Set down all of the data that follows word for word, without the images.

++++

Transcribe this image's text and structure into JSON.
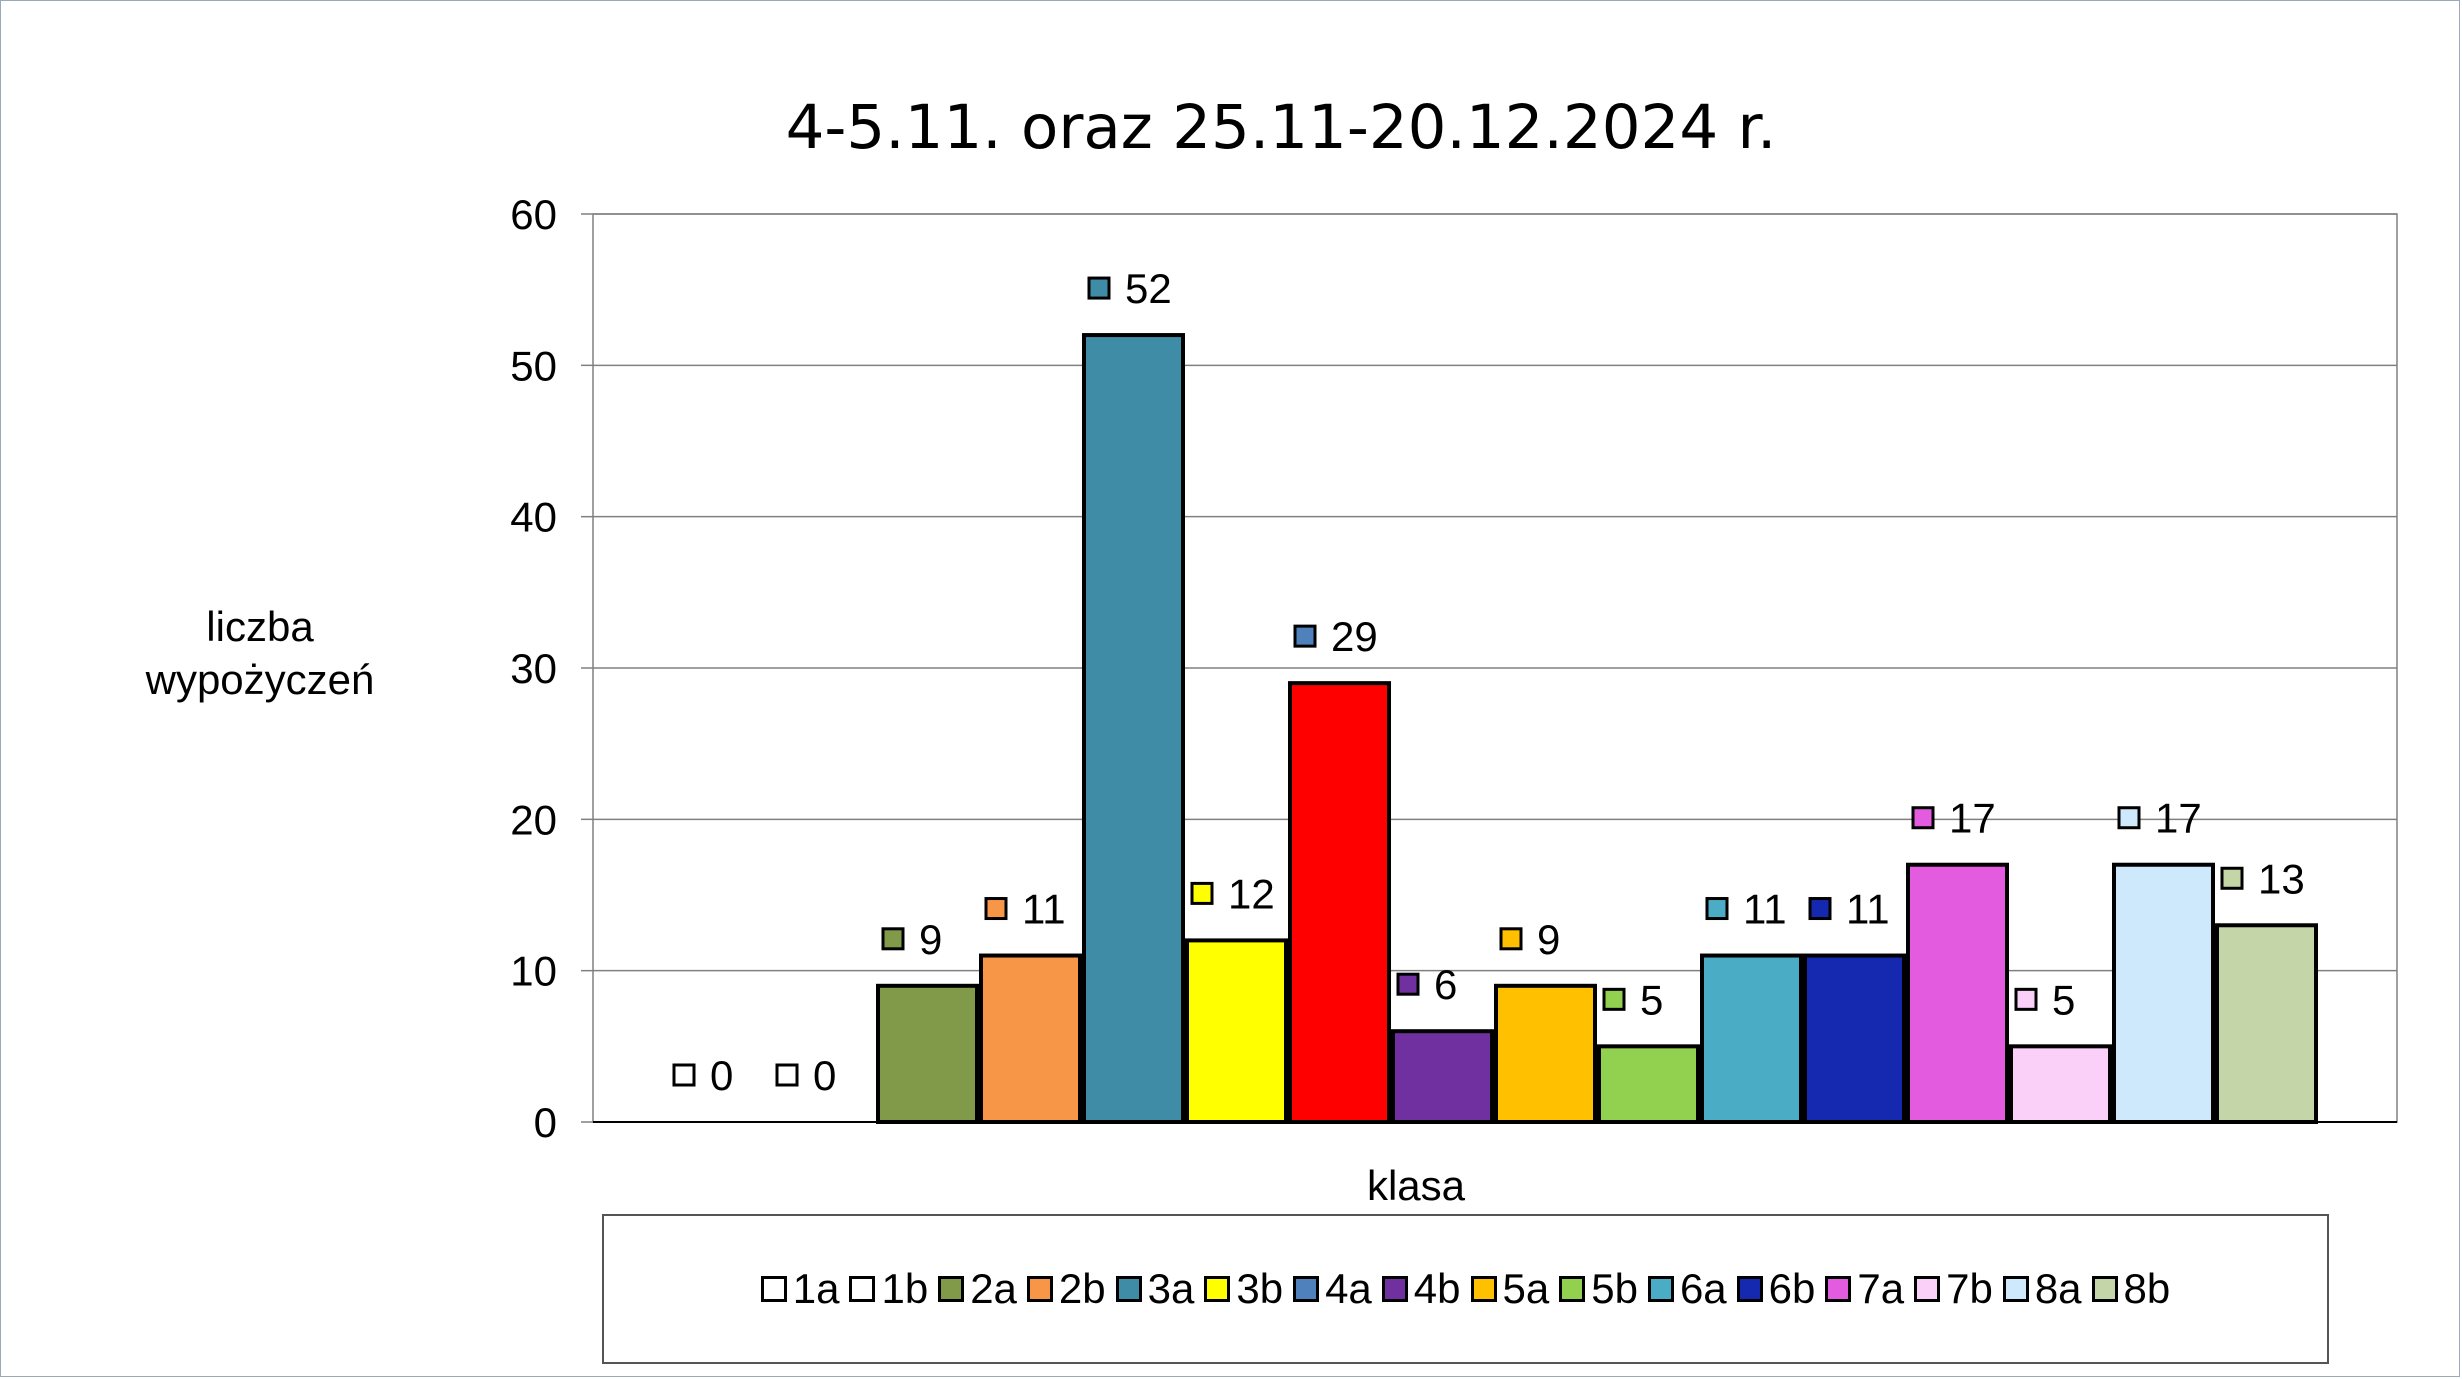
{
  "chart_data": {
    "type": "bar",
    "title": "4-5.11. oraz 25.11-20.12.2024 r.",
    "xlabel": "klasa",
    "ylabel": "liczba wypożyczeń",
    "ylim": [
      0,
      60
    ],
    "yticks": [
      0,
      10,
      20,
      30,
      40,
      50,
      60
    ],
    "grid": true,
    "legend_position": "bottom",
    "categories": [
      "1a",
      "1b",
      "2a",
      "2b",
      "3a",
      "3b",
      "4a",
      "4b",
      "5a",
      "5b",
      "6a",
      "6b",
      "7a",
      "7b",
      "8a",
      "8b"
    ],
    "values": [
      0,
      0,
      9,
      11,
      52,
      12,
      29,
      6,
      9,
      5,
      11,
      11,
      17,
      5,
      17,
      13
    ],
    "bar_colors": [
      "#ffffff",
      "#ffffff",
      "#809a4a",
      "#f79646",
      "#3f8ca6",
      "#ffff00",
      "#ff0000",
      "#7030a0",
      "#ffc000",
      "#92d050",
      "#4bacc6",
      "#1528b0",
      "#e35bdf",
      "#fbd0f8",
      "#cde9fb",
      "#c4d6a8"
    ],
    "marker_colors": [
      "#ffffff",
      "#ffffff",
      "#809a4a",
      "#f79646",
      "#3f8ca6",
      "#ffff00",
      "#4f81bd",
      "#7030a0",
      "#ffc000",
      "#92d050",
      "#4bacc6",
      "#1528b0",
      "#e35bdf",
      "#fbd0f8",
      "#cde9fb",
      "#c4d6a8"
    ],
    "legend_colors": [
      "#ffffff",
      "#ffffff",
      "#809a4a",
      "#f79646",
      "#3f8ca6",
      "#ffff00",
      "#4f81bd",
      "#7030a0",
      "#ffc000",
      "#92d050",
      "#4bacc6",
      "#1528b0",
      "#e35bdf",
      "#fbd0f8",
      "#cde9fb",
      "#c4d6a8"
    ]
  }
}
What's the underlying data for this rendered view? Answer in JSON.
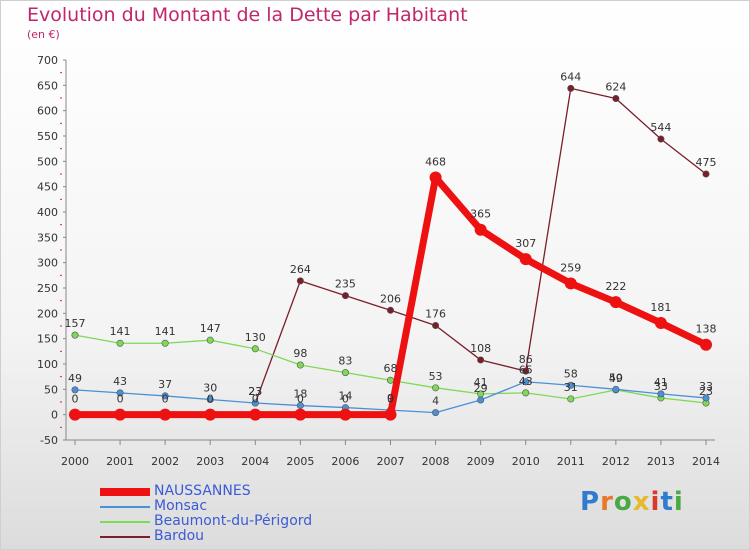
{
  "title": "Evolution du Montant de la Dette par Habitant",
  "subtitle": "(en €)",
  "logo": {
    "text": "Proxiti",
    "letter_colors": [
      "#2e7bd0",
      "#e8792a",
      "#49a942",
      "#e8b92a",
      "#d93a2b",
      "#2e7bd0",
      "#49a942"
    ]
  },
  "chart_data": {
    "type": "line",
    "title": "Evolution du Montant de la Dette par Habitant",
    "ylabel": "(en €)",
    "xlabel": "",
    "ylim": [
      -50,
      700
    ],
    "yticks": [
      -50,
      0,
      50,
      100,
      150,
      200,
      250,
      300,
      350,
      400,
      450,
      500,
      550,
      600,
      650,
      700
    ],
    "x": [
      "2000",
      "2001",
      "2002",
      "2003",
      "2004",
      "2005",
      "2006",
      "2007",
      "2008",
      "2009",
      "2010",
      "2011",
      "2012",
      "2013",
      "2014"
    ],
    "grid": false,
    "legend_position": "bottom-left",
    "series": [
      {
        "name": "Bardou",
        "color": "#7a1e2a",
        "values": [
          null,
          null,
          null,
          null,
          23,
          264,
          235,
          206,
          176,
          108,
          86,
          644,
          624,
          544,
          475
        ]
      },
      {
        "name": "Beaumont-du-Périgord",
        "color": "#7ed957",
        "values": [
          157,
          141,
          141,
          147,
          130,
          98,
          83,
          68,
          53,
          41,
          43,
          31,
          49,
          33,
          23
        ]
      },
      {
        "name": "Monsac",
        "color": "#4a90d9",
        "values": [
          49,
          43,
          37,
          30,
          23,
          18,
          14,
          9,
          4,
          29,
          65,
          58,
          50,
          41,
          33
        ]
      },
      {
        "name": "NAUSSANNES",
        "color": "#ee1111",
        "values": [
          0,
          0,
          0,
          0,
          0,
          0,
          0,
          0,
          468,
          365,
          307,
          259,
          222,
          181,
          138
        ]
      }
    ],
    "legend": [
      "NAUSSANNES",
      "Monsac",
      "Beaumont-du-Périgord",
      "Bardou"
    ]
  }
}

++++

▶ **Finished exercise**
Transcribe this image's text and structure into JSON.
{
  "chart_data": {
    "type": "bar",
    "title": "4-5.11. oraz 25.11-20.12.2024 r.",
    "xlabel": "klasa",
    "ylabel": "liczba wypożyczeń",
    "ylim": [
      0,
      60
    ],
    "yticks": [
      0,
      10,
      20,
      30,
      40,
      50,
      60
    ],
    "grid": true,
    "legend_position": "bottom",
    "categories": [
      "1a",
      "1b",
      "2a",
      "2b",
      "3a",
      "3b",
      "4a",
      "4b",
      "5a",
      "5b",
      "6a",
      "6b",
      "7a",
      "7b",
      "8a",
      "8b"
    ],
    "values": [
      0,
      0,
      9,
      11,
      52,
      12,
      29,
      6,
      9,
      5,
      11,
      11,
      17,
      5,
      17,
      13
    ],
    "bar_colors": [
      "#ffffff",
      "#ffffff",
      "#809a4a",
      "#f79646",
      "#3f8ca6",
      "#ffff00",
      "#ff0000",
      "#7030a0",
      "#ffc000",
      "#92d050",
      "#4bacc6",
      "#1528b0",
      "#e35bdf",
      "#fbd0f8",
      "#cde9fb",
      "#c4d6a8"
    ],
    "marker_colors": [
      "#ffffff",
      "#ffffff",
      "#809a4a",
      "#f79646",
      "#3f8ca6",
      "#ffff00",
      "#4f81bd",
      "#7030a0",
      "#ffc000",
      "#92d050",
      "#4bacc6",
      "#1528b0",
      "#e35bdf",
      "#fbd0f8",
      "#cde9fb",
      "#c4d6a8"
    ],
    "legend_colors": [
      "#ffffff",
      "#ffffff",
      "#809a4a",
      "#f79646",
      "#3f8ca6",
      "#ffff00",
      "#4f81bd",
      "#7030a0",
      "#ffc000",
      "#92d050",
      "#4bacc6",
      "#1528b0",
      "#e35bdf",
      "#fbd0f8",
      "#cde9fb",
      "#c4d6a8"
    ]
  }
}
What's the underlying data for this rendered view? Answer in JSON.
{
  "title": "Evolution du Montant de la Dette par Habitant",
  "subtitle": "(en €)",
  "logo": {
    "text": "Proxiti",
    "letter_colors": [
      "#2e7bd0",
      "#e8792a",
      "#49a942",
      "#e8b92a",
      "#d93a2b",
      "#2e7bd0",
      "#49a942"
    ]
  },
  "chart_data": {
    "type": "line",
    "title": "Evolution du Montant de la Dette par Habitant",
    "ylabel": "(en €)",
    "xlabel": "",
    "ylim": [
      -50,
      700
    ],
    "yticks": [
      -50,
      0,
      50,
      100,
      150,
      200,
      250,
      300,
      350,
      400,
      450,
      500,
      550,
      600,
      650,
      700
    ],
    "x": [
      "2000",
      "2001",
      "2002",
      "2003",
      "2004",
      "2005",
      "2006",
      "2007",
      "2008",
      "2009",
      "2010",
      "2011",
      "2012",
      "2013",
      "2014"
    ],
    "grid": false,
    "legend_position": "bottom-left",
    "series": [
      {
        "name": "Bardou",
        "color": "#7a1e2a",
        "values": [
          null,
          null,
          null,
          null,
          23,
          264,
          235,
          206,
          176,
          108,
          86,
          644,
          624,
          544,
          475
        ]
      },
      {
        "name": "Beaumont-du-Périgord",
        "color": "#7ed957",
        "values": [
          157,
          141,
          141,
          147,
          130,
          98,
          83,
          68,
          53,
          41,
          43,
          31,
          49,
          33,
          23
        ]
      },
      {
        "name": "Monsac",
        "color": "#4a90d9",
        "values": [
          49,
          43,
          37,
          30,
          23,
          18,
          14,
          9,
          4,
          29,
          65,
          58,
          50,
          41,
          33
        ]
      },
      {
        "name": "NAUSSANNES",
        "color": "#ee1111",
        "values": [
          0,
          0,
          0,
          0,
          0,
          0,
          0,
          0,
          468,
          365,
          307,
          259,
          222,
          181,
          138
        ]
      }
    ],
    "legend": [
      "NAUSSANNES",
      "Monsac",
      "Beaumont-du-Périgord",
      "Bardou"
    ]
  }
}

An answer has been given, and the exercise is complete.